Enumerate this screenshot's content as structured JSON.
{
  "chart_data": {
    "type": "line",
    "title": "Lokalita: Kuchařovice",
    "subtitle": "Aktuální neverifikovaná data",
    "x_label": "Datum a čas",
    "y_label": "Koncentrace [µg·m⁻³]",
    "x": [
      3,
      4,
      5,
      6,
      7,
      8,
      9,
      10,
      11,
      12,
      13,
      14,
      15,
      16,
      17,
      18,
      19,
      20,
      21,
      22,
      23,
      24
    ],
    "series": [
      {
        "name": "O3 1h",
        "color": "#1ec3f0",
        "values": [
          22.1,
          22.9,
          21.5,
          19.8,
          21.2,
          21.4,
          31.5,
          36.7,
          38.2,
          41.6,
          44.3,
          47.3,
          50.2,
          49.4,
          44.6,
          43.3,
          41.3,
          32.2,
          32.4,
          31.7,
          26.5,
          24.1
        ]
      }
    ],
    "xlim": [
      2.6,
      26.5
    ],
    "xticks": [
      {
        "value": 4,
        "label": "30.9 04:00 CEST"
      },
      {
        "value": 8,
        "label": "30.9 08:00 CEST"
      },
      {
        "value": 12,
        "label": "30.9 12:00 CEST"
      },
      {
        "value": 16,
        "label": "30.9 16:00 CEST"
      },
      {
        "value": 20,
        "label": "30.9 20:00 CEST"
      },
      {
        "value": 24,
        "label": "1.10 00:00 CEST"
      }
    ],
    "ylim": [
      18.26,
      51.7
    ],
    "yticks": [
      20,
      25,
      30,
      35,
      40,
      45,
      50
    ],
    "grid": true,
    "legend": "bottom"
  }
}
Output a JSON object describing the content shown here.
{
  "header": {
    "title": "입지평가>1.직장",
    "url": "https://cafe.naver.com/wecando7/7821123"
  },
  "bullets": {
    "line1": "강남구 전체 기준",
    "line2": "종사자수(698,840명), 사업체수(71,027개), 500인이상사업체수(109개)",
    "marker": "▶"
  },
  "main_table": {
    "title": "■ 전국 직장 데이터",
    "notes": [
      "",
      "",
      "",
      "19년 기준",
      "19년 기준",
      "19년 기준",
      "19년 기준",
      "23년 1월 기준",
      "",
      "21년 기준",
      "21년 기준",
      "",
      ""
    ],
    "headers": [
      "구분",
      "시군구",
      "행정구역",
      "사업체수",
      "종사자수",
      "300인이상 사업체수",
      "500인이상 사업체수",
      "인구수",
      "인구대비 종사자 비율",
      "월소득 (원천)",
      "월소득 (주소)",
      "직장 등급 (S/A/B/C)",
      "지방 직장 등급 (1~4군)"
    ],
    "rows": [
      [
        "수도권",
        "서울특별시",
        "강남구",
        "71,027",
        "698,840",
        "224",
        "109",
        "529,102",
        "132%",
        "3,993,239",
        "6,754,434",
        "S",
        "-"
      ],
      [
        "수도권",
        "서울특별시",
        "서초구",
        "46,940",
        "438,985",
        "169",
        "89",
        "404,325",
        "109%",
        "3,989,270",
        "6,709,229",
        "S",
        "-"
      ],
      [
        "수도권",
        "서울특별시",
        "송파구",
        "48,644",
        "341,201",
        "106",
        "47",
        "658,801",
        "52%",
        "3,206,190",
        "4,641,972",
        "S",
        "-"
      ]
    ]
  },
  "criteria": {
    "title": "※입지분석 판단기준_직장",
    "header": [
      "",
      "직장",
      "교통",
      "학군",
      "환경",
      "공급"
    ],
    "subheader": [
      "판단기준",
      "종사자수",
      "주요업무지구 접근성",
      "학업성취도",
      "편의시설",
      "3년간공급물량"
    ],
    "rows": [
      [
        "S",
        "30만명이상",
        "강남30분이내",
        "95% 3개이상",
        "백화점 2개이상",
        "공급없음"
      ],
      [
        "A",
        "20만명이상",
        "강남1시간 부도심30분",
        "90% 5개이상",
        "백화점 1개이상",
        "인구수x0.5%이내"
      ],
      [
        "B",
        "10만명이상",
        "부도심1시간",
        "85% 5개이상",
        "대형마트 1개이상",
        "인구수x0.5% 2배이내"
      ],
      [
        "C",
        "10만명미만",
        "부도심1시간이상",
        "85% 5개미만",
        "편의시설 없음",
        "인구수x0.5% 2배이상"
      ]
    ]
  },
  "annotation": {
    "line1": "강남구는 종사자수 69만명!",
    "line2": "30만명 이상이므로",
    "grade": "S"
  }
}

_Request_: Count the lines in the records above that hold the word "CEST", and give only that number.

_Answer for the task_: 6